DATA SECTION:
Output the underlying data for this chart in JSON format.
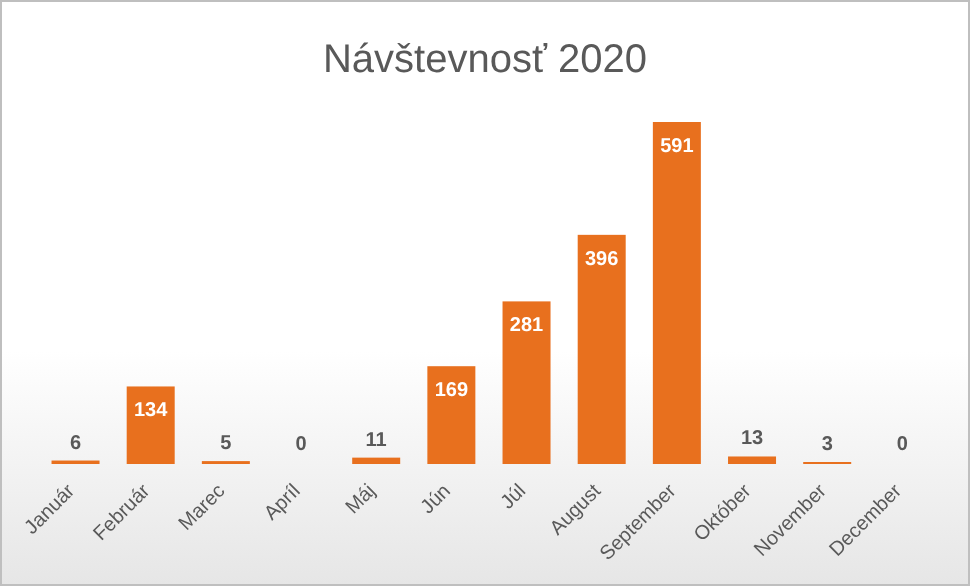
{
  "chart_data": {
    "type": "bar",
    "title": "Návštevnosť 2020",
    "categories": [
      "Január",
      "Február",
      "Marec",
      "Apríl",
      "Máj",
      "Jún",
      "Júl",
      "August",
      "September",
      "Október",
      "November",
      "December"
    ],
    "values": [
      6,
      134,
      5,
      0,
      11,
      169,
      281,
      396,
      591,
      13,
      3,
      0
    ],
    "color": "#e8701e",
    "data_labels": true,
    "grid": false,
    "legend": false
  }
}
* * *
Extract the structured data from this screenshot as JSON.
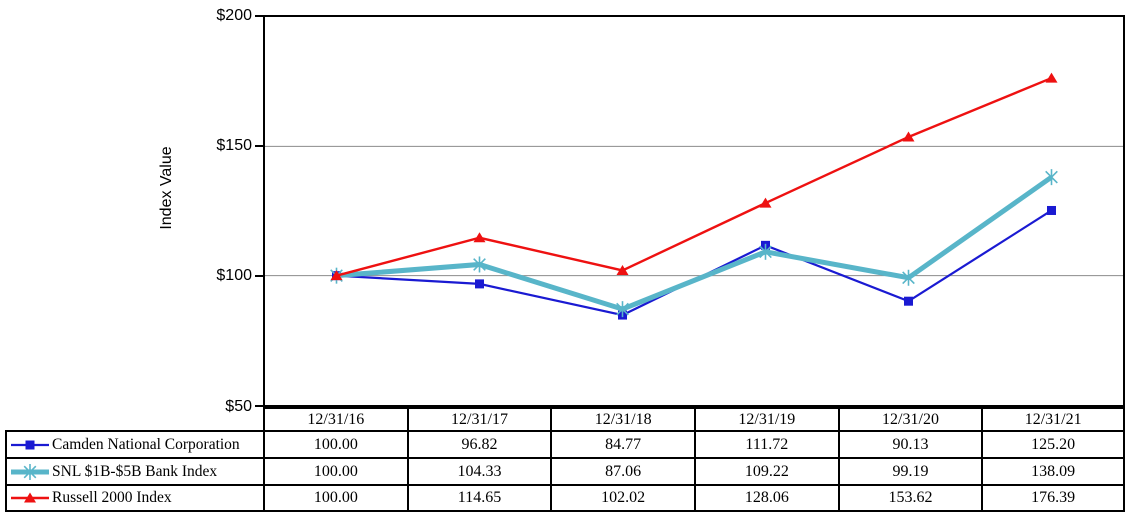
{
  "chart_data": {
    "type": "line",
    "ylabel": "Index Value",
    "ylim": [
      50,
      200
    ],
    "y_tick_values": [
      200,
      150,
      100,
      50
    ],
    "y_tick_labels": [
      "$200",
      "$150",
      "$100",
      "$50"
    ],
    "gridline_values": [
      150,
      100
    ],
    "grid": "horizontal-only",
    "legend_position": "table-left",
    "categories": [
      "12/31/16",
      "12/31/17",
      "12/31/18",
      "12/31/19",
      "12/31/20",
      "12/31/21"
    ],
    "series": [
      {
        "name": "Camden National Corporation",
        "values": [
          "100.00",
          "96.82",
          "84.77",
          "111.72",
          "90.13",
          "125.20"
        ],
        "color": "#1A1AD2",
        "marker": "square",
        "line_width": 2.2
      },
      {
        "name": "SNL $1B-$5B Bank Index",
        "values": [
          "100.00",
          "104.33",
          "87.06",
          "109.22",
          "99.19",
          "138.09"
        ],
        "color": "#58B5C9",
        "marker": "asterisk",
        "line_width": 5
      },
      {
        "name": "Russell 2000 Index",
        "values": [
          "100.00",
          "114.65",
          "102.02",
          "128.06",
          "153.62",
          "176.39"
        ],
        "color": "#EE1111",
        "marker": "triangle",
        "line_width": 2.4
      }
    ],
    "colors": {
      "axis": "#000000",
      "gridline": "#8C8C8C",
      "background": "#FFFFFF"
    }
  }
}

WHAT IS REQUIRED:
Search the data for "this". Copy every line that has it.

THE RESPONSE:
Output the underlying data for this chart in JSON format.
Extract the structured data from this screenshot as JSON.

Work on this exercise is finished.